*Task*
Find how many lines hold the word "this". Give only the number.

*Given entries*
# # #
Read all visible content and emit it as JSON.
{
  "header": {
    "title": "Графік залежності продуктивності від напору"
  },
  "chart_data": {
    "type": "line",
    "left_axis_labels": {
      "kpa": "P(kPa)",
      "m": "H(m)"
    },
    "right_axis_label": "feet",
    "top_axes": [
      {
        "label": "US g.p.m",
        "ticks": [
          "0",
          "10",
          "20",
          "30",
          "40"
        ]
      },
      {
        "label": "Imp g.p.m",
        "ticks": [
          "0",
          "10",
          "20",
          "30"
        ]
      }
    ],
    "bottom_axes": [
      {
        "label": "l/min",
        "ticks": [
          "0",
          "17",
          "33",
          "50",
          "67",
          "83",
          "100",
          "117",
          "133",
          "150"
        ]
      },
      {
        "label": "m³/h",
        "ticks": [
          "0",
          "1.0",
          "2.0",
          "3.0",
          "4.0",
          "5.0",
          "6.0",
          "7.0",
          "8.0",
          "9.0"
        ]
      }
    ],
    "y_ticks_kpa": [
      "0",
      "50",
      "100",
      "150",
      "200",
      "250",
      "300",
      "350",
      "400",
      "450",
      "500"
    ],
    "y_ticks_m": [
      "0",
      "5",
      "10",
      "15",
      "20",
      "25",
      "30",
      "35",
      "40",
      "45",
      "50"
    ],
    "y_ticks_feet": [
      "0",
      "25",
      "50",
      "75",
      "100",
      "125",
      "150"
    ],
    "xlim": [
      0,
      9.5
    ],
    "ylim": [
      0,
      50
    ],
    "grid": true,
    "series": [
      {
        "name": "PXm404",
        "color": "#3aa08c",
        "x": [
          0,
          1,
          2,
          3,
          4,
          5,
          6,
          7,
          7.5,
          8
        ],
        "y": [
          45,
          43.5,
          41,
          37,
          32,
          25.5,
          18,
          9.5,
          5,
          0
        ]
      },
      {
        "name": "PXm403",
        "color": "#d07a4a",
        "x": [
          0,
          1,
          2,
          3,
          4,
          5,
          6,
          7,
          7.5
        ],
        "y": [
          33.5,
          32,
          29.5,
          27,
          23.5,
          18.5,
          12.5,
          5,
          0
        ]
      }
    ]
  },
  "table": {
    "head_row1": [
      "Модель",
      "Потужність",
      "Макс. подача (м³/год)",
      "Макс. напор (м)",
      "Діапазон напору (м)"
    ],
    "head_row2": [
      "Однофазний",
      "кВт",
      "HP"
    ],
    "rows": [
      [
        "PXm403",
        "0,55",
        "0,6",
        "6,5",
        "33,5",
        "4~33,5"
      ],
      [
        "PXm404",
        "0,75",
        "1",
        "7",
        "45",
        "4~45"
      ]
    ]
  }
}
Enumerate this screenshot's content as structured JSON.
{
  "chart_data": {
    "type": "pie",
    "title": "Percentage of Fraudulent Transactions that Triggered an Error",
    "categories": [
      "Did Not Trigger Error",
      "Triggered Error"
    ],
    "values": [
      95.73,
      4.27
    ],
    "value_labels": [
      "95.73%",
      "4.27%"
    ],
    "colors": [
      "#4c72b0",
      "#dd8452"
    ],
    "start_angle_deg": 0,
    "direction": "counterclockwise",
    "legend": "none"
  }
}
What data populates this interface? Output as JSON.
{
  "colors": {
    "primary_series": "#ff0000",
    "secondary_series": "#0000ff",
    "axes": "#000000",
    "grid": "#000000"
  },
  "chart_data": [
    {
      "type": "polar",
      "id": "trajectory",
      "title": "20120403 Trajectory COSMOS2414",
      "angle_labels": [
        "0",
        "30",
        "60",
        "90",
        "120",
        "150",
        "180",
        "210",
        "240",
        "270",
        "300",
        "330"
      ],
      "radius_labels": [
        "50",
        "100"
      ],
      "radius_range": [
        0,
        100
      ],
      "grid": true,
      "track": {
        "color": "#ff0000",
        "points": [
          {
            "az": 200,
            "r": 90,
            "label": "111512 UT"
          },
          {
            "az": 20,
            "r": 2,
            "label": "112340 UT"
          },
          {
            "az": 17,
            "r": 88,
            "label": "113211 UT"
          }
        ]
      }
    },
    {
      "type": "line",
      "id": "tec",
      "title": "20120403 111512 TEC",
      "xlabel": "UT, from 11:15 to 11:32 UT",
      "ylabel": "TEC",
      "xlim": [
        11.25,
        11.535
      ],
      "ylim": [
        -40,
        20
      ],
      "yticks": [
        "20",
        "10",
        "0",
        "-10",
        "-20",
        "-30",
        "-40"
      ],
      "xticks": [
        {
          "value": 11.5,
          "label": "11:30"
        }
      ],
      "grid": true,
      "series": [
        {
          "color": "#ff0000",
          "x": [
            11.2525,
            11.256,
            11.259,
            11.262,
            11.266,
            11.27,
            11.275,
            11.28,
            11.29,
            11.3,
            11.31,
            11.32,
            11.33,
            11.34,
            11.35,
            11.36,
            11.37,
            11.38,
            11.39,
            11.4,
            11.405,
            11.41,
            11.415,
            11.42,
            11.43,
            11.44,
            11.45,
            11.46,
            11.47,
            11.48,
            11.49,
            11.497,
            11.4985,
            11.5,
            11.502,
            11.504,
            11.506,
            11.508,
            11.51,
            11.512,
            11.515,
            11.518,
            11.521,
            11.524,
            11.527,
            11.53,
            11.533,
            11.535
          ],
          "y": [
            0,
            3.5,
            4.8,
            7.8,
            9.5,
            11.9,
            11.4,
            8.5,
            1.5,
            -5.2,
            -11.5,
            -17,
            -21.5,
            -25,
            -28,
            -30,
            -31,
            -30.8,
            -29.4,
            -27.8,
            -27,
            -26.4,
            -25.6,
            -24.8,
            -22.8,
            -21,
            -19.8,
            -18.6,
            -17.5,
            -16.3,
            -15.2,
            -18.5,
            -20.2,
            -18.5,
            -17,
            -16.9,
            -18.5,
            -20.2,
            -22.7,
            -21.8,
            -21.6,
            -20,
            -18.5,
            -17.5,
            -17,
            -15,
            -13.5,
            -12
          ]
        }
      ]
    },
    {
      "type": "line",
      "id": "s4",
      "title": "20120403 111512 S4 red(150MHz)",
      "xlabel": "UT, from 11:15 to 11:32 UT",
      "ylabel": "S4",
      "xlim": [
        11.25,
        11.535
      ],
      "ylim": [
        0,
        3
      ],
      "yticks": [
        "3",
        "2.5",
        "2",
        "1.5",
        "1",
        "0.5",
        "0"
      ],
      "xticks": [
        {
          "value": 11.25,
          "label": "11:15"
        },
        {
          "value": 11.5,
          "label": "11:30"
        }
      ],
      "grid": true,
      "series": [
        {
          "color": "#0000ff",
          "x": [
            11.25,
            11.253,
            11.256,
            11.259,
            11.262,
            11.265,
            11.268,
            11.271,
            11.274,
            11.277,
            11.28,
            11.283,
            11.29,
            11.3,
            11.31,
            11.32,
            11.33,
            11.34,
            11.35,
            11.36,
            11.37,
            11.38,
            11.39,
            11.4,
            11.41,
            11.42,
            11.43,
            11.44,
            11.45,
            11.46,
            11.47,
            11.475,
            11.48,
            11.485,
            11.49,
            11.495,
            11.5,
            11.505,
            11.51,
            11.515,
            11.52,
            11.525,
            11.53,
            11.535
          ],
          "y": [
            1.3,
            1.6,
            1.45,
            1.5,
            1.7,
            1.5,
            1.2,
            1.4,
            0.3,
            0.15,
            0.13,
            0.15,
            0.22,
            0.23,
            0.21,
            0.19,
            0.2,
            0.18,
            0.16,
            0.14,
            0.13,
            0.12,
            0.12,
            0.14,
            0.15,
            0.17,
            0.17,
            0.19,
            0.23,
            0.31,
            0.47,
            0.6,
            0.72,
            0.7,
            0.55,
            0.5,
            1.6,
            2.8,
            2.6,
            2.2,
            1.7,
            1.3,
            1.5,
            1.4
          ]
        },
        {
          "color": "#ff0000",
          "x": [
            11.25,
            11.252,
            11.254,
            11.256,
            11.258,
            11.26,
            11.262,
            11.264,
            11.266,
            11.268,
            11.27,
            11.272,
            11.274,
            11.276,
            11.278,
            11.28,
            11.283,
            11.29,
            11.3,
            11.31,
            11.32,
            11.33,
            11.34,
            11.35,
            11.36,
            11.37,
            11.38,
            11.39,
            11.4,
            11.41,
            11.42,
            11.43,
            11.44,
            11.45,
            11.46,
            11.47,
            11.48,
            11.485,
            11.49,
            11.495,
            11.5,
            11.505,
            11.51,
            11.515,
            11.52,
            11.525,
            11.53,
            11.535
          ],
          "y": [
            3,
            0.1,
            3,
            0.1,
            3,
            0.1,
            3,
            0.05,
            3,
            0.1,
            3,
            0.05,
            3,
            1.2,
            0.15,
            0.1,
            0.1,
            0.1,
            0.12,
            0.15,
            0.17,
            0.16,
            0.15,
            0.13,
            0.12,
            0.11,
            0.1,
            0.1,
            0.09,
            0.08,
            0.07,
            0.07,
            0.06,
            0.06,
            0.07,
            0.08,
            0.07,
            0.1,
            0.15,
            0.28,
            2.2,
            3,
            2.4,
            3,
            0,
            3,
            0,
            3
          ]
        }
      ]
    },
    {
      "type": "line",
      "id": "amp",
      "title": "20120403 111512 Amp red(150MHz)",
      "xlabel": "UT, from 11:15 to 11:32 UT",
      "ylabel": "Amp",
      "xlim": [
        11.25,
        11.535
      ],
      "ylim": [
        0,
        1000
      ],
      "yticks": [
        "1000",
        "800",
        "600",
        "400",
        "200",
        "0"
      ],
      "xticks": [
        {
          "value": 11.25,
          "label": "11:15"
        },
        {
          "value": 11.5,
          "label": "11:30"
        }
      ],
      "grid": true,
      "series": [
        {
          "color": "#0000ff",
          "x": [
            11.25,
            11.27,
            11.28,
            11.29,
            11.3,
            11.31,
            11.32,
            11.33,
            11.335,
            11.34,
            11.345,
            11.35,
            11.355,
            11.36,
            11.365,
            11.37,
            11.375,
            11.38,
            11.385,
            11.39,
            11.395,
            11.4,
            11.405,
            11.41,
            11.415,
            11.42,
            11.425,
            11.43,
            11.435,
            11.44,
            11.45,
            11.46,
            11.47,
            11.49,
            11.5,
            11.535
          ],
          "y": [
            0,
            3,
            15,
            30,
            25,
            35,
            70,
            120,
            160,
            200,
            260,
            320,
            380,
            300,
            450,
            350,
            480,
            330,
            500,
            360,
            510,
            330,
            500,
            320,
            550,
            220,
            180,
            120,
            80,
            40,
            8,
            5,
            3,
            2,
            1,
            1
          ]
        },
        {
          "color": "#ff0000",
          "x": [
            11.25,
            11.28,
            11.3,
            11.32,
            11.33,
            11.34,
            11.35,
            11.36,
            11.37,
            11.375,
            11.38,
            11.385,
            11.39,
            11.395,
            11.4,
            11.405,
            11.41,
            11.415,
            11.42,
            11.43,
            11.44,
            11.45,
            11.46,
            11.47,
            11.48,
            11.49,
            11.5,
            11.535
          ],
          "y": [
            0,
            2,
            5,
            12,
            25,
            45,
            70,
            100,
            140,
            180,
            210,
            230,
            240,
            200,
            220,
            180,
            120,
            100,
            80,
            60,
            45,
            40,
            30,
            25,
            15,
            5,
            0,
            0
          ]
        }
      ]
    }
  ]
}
# # #
*Solution below*
2